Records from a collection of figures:
* begin *

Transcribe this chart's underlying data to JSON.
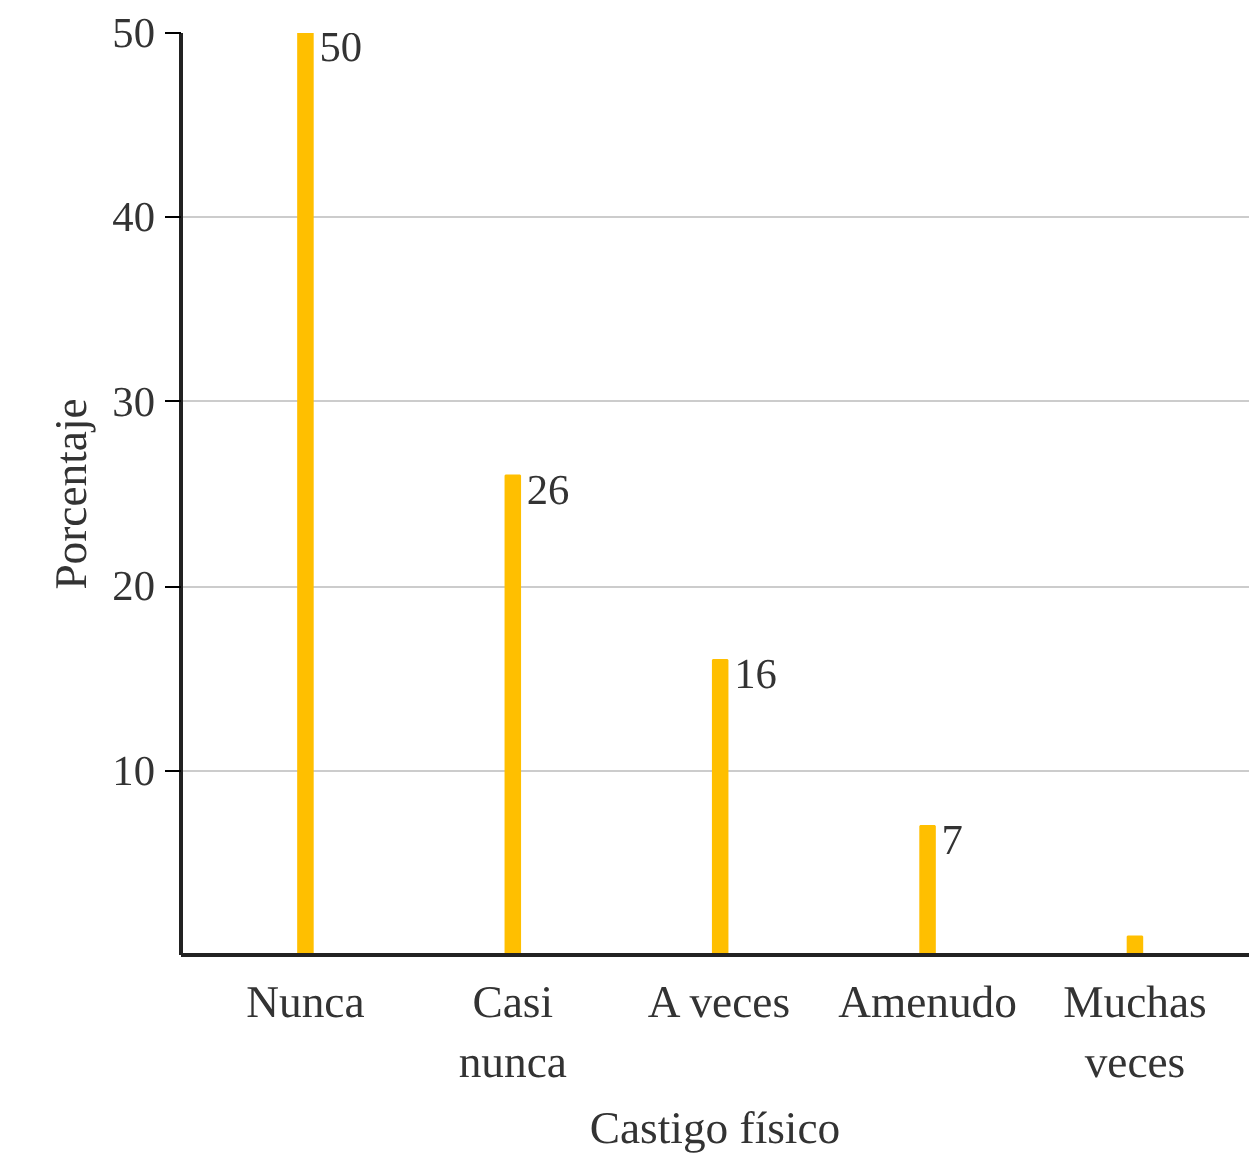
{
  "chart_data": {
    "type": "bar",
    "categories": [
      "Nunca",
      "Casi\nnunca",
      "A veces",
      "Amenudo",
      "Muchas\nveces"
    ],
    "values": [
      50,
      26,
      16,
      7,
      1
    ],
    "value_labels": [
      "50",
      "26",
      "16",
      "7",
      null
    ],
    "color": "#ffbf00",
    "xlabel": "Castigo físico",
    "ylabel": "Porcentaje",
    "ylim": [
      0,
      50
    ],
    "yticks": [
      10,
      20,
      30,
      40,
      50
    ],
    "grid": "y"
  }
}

* end *

Exercise instructions: Repeat the entries exactly and keep the pictures out of the copy.

The solution:
Transcribe this chart's underlying data to JSON.
{
  "chart_data": {
    "type": "bar",
    "categories": [
      "Nunca",
      "Casi\nnunca",
      "A veces",
      "Amenudo",
      "Muchas\nveces"
    ],
    "values": [
      50,
      26,
      16,
      7,
      1
    ],
    "value_labels": [
      "50",
      "26",
      "16",
      "7",
      null
    ],
    "color": "#ffbf00",
    "xlabel": "Castigo físico",
    "ylabel": "Porcentaje",
    "ylim": [
      0,
      50
    ],
    "yticks": [
      10,
      20,
      30,
      40,
      50
    ],
    "grid": "y"
  }
}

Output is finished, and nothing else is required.